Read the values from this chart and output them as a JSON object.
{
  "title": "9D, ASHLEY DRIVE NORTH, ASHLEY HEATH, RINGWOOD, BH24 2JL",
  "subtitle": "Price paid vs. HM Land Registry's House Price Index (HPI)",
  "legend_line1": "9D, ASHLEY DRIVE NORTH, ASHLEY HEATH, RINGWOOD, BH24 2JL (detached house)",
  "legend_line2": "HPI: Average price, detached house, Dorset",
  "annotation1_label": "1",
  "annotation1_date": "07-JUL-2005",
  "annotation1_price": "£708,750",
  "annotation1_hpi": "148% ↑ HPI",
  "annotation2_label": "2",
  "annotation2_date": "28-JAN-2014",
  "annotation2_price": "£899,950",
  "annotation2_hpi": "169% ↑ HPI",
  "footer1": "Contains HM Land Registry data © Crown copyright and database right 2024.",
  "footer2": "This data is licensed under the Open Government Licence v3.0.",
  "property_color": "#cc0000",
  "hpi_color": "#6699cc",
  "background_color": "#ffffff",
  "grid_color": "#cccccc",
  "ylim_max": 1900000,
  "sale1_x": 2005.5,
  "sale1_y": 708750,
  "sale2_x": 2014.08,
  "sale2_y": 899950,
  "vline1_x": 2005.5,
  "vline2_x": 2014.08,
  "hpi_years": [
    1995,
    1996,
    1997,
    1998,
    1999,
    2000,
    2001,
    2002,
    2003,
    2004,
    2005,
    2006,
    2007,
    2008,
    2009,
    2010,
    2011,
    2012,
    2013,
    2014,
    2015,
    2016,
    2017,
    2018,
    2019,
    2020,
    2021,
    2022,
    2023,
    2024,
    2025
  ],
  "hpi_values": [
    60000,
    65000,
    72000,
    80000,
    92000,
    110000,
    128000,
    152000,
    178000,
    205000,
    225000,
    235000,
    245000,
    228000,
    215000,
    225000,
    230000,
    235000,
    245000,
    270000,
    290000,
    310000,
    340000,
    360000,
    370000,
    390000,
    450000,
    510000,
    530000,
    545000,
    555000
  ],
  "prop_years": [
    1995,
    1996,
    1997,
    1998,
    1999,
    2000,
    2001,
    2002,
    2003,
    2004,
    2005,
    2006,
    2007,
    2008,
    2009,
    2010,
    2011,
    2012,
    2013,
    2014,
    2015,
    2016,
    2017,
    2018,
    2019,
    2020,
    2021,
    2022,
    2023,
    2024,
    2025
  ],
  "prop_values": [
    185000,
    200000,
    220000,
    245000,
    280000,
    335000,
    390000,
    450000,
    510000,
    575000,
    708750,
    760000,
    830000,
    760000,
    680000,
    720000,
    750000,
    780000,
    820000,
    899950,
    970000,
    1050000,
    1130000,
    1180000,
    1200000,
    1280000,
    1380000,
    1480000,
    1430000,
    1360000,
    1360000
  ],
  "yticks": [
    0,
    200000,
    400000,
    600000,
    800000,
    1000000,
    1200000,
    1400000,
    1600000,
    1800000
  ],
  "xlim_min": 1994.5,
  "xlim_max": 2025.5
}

----

Return what is listed above, exactly and completely.

Read the values from this chart and output them as a JSON object.
{
  "title": "9D, ASHLEY DRIVE NORTH, ASHLEY HEATH, RINGWOOD, BH24 2JL",
  "subtitle": "Price paid vs. HM Land Registry's House Price Index (HPI)",
  "legend_line1": "9D, ASHLEY DRIVE NORTH, ASHLEY HEATH, RINGWOOD, BH24 2JL (detached house)",
  "legend_line2": "HPI: Average price, detached house, Dorset",
  "annotation1_label": "1",
  "annotation1_date": "07-JUL-2005",
  "annotation1_price": "£708,750",
  "annotation1_hpi": "148% ↑ HPI",
  "annotation2_label": "2",
  "annotation2_date": "28-JAN-2014",
  "annotation2_price": "£899,950",
  "annotation2_hpi": "169% ↑ HPI",
  "footer1": "Contains HM Land Registry data © Crown copyright and database right 2024.",
  "footer2": "This data is licensed under the Open Government Licence v3.0.",
  "property_color": "#cc0000",
  "hpi_color": "#6699cc",
  "background_color": "#ffffff",
  "grid_color": "#cccccc",
  "ylim_max": 1900000,
  "sale1_x": 2005.5,
  "sale1_y": 708750,
  "sale2_x": 2014.08,
  "sale2_y": 899950,
  "vline1_x": 2005.5,
  "vline2_x": 2014.08,
  "hpi_years": [
    1995,
    1996,
    1997,
    1998,
    1999,
    2000,
    2001,
    2002,
    2003,
    2004,
    2005,
    2006,
    2007,
    2008,
    2009,
    2010,
    2011,
    2012,
    2013,
    2014,
    2015,
    2016,
    2017,
    2018,
    2019,
    2020,
    2021,
    2022,
    2023,
    2024,
    2025
  ],
  "hpi_values": [
    60000,
    65000,
    72000,
    80000,
    92000,
    110000,
    128000,
    152000,
    178000,
    205000,
    225000,
    235000,
    245000,
    228000,
    215000,
    225000,
    230000,
    235000,
    245000,
    270000,
    290000,
    310000,
    340000,
    360000,
    370000,
    390000,
    450000,
    510000,
    530000,
    545000,
    555000
  ],
  "prop_years": [
    1995,
    1996,
    1997,
    1998,
    1999,
    2000,
    2001,
    2002,
    2003,
    2004,
    2005,
    2006,
    2007,
    2008,
    2009,
    2010,
    2011,
    2012,
    2013,
    2014,
    2015,
    2016,
    2017,
    2018,
    2019,
    2020,
    2021,
    2022,
    2023,
    2024,
    2025
  ],
  "prop_values": [
    185000,
    200000,
    220000,
    245000,
    280000,
    335000,
    390000,
    450000,
    510000,
    575000,
    708750,
    760000,
    830000,
    760000,
    680000,
    720000,
    750000,
    780000,
    820000,
    899950,
    970000,
    1050000,
    1130000,
    1180000,
    1200000,
    1280000,
    1380000,
    1480000,
    1430000,
    1360000,
    1360000
  ],
  "yticks": [
    0,
    200000,
    400000,
    600000,
    800000,
    1000000,
    1200000,
    1400000,
    1600000,
    1800000
  ],
  "xlim_min": 1994.5,
  "xlim_max": 2025.5
}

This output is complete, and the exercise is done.